━━━━━ Information shown

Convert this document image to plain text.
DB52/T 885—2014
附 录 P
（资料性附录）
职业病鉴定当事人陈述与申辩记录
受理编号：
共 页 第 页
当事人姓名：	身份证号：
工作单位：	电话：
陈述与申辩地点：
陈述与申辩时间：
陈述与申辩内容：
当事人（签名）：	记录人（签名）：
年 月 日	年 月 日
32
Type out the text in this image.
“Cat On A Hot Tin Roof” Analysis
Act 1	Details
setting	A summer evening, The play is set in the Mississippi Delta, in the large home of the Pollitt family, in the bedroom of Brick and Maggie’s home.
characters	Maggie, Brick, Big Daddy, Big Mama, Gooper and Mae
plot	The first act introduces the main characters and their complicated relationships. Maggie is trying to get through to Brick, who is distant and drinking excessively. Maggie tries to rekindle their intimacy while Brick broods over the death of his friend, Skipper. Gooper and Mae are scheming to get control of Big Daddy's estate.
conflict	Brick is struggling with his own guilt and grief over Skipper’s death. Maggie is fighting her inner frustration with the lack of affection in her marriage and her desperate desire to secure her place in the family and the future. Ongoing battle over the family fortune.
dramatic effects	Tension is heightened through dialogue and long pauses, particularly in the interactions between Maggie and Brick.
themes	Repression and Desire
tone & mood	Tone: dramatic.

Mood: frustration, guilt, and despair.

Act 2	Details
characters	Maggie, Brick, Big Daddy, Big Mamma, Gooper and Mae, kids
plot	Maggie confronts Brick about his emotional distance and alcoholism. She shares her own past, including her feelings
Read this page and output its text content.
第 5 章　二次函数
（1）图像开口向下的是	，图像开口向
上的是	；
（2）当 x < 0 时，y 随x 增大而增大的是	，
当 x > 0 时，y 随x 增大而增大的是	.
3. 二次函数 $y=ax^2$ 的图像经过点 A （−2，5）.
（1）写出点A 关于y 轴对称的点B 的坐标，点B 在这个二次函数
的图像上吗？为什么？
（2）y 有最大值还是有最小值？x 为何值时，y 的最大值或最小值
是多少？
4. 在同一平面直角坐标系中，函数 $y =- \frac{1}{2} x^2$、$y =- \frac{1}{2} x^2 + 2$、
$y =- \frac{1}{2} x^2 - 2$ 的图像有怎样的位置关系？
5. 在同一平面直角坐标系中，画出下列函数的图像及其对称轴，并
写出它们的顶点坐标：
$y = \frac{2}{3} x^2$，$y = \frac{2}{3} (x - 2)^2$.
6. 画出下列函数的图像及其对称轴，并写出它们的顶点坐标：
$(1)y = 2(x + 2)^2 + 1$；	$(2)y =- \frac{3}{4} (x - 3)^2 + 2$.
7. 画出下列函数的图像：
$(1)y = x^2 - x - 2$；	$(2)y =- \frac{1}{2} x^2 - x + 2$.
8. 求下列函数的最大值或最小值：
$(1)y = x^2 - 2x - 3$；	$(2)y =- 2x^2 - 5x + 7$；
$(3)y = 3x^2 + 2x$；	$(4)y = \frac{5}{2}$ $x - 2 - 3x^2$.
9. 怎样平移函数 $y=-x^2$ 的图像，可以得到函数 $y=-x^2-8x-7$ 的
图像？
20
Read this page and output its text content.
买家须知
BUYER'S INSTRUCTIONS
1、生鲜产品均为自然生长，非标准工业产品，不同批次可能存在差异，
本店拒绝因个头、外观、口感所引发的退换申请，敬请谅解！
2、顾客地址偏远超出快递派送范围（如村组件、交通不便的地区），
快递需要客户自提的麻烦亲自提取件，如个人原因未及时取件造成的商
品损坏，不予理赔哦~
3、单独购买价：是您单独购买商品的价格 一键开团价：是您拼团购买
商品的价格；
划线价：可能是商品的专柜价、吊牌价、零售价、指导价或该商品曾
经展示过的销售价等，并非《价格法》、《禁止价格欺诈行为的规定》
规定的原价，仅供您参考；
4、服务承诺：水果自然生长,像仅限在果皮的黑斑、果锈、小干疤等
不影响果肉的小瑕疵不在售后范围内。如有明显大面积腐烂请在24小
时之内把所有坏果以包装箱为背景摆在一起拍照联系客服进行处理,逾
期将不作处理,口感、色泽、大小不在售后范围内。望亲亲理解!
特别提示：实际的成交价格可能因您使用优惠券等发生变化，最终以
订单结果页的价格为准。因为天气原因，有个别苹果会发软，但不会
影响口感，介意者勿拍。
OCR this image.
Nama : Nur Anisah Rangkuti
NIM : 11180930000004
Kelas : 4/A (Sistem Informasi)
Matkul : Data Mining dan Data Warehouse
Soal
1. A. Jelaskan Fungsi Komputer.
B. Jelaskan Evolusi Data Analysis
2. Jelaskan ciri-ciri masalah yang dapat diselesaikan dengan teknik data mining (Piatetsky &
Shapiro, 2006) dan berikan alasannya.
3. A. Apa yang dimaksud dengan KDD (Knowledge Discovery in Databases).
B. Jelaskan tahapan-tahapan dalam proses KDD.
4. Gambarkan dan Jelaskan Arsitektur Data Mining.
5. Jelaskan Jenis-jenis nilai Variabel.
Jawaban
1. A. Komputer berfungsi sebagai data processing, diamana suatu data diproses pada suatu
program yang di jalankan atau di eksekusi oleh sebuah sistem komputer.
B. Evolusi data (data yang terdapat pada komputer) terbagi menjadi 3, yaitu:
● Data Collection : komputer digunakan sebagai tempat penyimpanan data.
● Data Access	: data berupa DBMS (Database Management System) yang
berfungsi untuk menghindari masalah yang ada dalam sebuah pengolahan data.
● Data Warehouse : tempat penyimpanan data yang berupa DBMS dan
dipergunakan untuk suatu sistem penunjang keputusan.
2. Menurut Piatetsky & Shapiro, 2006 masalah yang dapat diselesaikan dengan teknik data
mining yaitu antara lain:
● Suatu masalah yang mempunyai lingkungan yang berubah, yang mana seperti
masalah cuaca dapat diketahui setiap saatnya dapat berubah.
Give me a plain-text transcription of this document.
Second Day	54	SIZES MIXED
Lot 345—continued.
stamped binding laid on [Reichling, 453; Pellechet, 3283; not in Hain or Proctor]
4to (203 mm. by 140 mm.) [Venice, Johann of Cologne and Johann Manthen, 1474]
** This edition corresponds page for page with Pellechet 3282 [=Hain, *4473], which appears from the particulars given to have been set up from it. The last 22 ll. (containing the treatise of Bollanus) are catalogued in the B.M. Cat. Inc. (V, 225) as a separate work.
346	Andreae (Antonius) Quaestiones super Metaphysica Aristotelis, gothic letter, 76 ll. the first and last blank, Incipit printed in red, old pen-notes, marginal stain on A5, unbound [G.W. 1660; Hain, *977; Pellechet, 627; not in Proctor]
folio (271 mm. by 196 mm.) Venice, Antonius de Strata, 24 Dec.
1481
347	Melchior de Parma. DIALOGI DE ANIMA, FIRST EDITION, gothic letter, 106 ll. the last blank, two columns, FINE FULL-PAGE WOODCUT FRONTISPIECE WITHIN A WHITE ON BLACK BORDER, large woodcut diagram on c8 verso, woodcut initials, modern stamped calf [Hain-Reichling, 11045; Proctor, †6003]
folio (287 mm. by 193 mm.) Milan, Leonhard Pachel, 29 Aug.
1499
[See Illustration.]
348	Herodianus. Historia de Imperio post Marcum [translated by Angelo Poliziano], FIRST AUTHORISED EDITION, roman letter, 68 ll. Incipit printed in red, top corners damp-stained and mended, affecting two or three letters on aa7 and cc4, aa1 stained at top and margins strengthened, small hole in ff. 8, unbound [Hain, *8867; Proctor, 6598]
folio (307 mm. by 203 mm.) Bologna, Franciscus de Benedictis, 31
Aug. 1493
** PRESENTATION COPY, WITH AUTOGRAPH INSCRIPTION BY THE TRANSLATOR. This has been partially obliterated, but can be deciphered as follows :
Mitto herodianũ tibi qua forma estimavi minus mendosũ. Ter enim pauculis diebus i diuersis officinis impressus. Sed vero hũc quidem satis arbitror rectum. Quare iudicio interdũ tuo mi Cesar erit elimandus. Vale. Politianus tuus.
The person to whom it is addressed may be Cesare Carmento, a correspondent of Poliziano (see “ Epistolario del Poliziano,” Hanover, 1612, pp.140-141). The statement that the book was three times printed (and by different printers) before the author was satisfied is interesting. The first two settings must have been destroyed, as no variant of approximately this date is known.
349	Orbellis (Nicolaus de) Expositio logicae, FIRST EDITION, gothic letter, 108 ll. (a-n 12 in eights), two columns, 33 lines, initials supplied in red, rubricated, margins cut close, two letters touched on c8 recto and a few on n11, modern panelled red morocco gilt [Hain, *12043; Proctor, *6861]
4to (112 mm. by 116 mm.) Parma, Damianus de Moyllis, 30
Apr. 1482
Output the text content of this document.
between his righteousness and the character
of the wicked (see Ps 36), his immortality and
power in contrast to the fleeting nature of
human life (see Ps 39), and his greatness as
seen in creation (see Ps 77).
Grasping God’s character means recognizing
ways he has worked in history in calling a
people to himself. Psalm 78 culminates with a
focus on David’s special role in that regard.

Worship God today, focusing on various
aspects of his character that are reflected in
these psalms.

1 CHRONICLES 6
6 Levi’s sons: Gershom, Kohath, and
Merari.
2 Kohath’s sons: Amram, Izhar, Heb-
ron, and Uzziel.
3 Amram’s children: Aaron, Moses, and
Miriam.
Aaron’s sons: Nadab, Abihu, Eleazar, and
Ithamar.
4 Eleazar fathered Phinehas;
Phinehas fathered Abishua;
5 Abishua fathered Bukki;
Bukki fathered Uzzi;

━━━━━━━━━━

Where a line of the material above holds the string "DBMS", copy that line.

● Data Access	: data berupa DBMS (Database Management System) yang
● Data Warehouse : tempat penyimpanan data yang berupa DBMS dan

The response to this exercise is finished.